■ **What to work on**
Count the lines below that include the word "intensity" and write that number alone.

■ **Entries supplied**

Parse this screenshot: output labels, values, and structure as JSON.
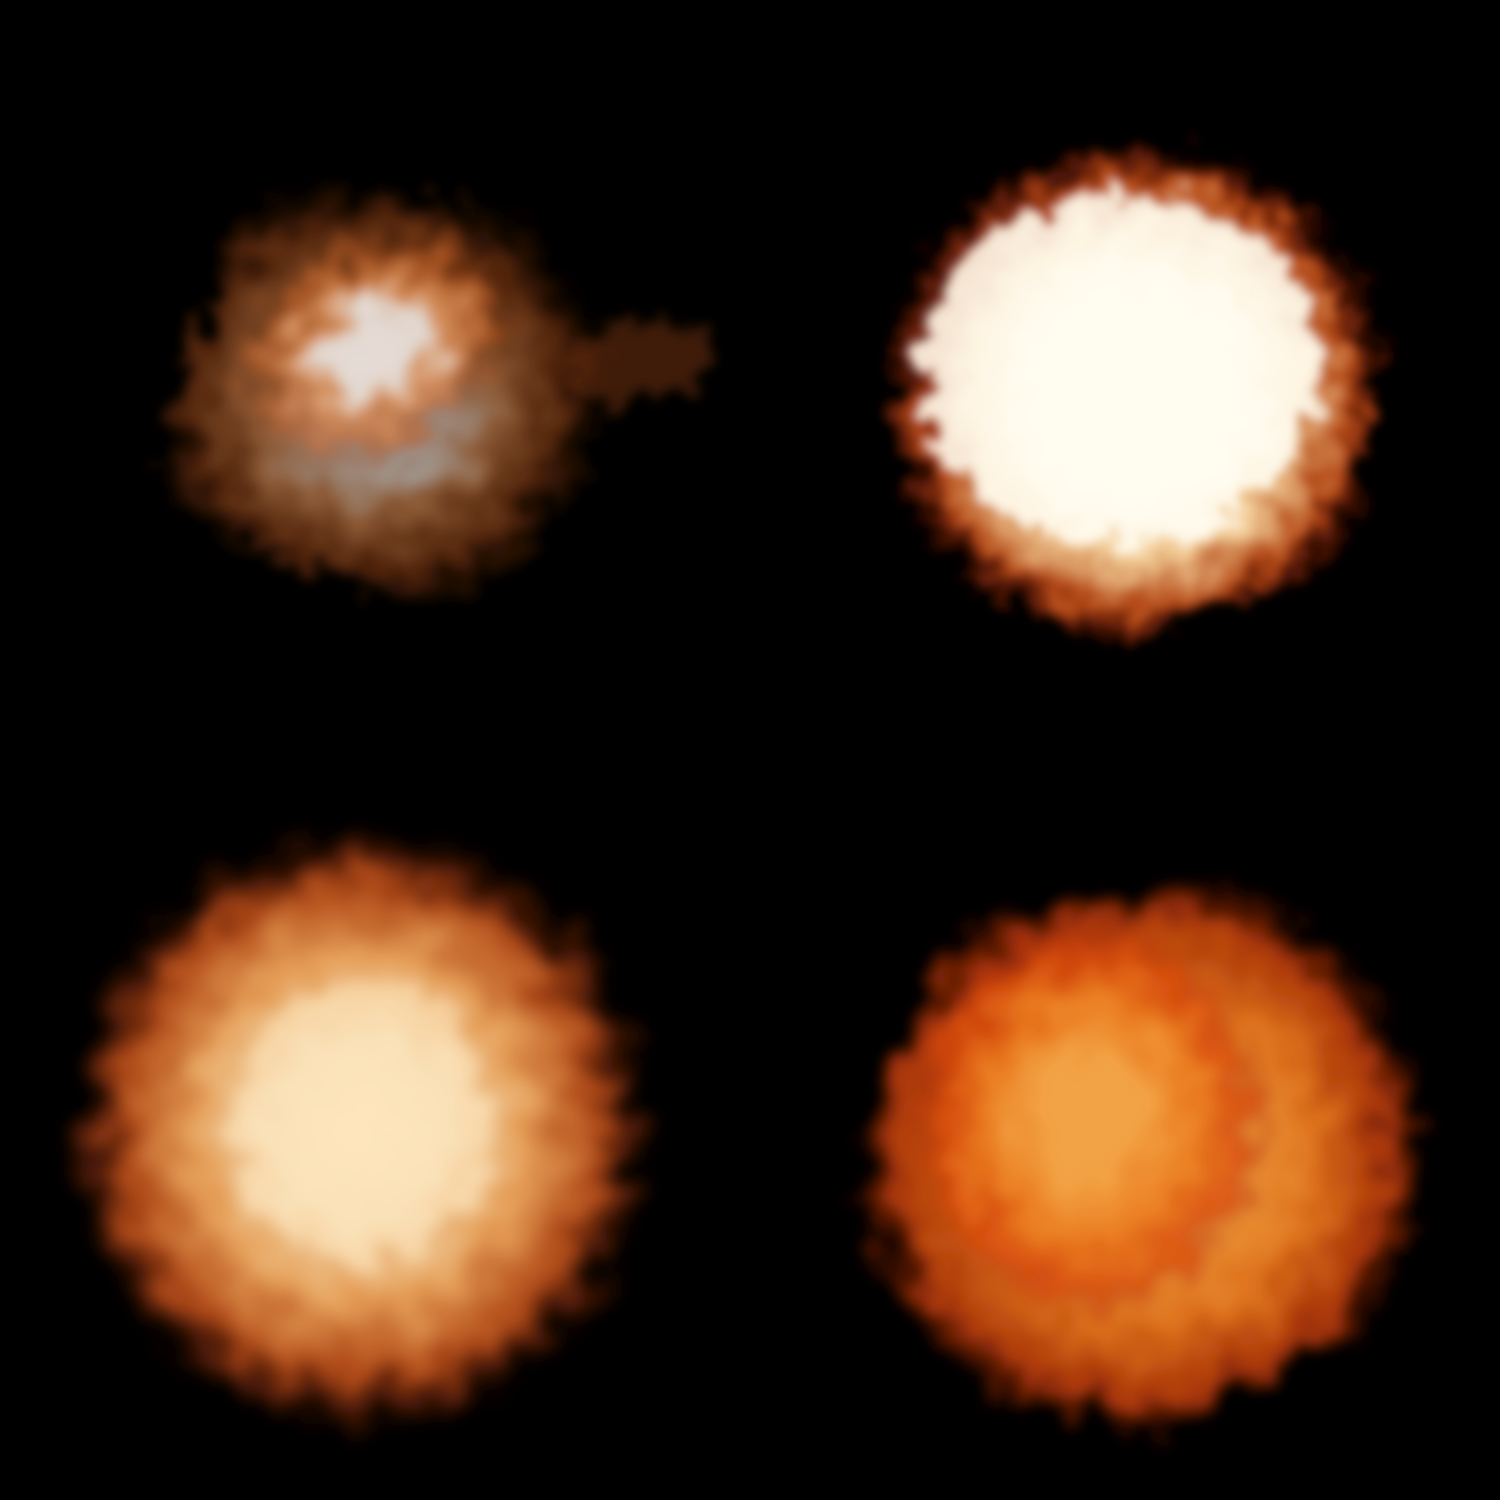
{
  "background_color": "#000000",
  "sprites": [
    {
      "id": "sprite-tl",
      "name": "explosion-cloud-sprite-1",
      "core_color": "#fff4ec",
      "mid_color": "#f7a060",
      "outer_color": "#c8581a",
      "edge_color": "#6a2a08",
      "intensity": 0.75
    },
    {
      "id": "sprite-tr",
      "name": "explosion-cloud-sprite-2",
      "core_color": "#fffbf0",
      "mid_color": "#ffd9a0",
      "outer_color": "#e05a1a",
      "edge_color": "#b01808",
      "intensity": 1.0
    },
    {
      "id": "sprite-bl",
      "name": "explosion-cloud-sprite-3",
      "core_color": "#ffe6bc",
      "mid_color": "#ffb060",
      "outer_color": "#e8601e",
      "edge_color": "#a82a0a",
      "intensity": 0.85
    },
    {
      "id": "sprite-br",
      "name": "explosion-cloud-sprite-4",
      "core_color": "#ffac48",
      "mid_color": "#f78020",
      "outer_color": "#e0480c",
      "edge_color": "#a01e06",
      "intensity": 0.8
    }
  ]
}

■ **Task answer**
4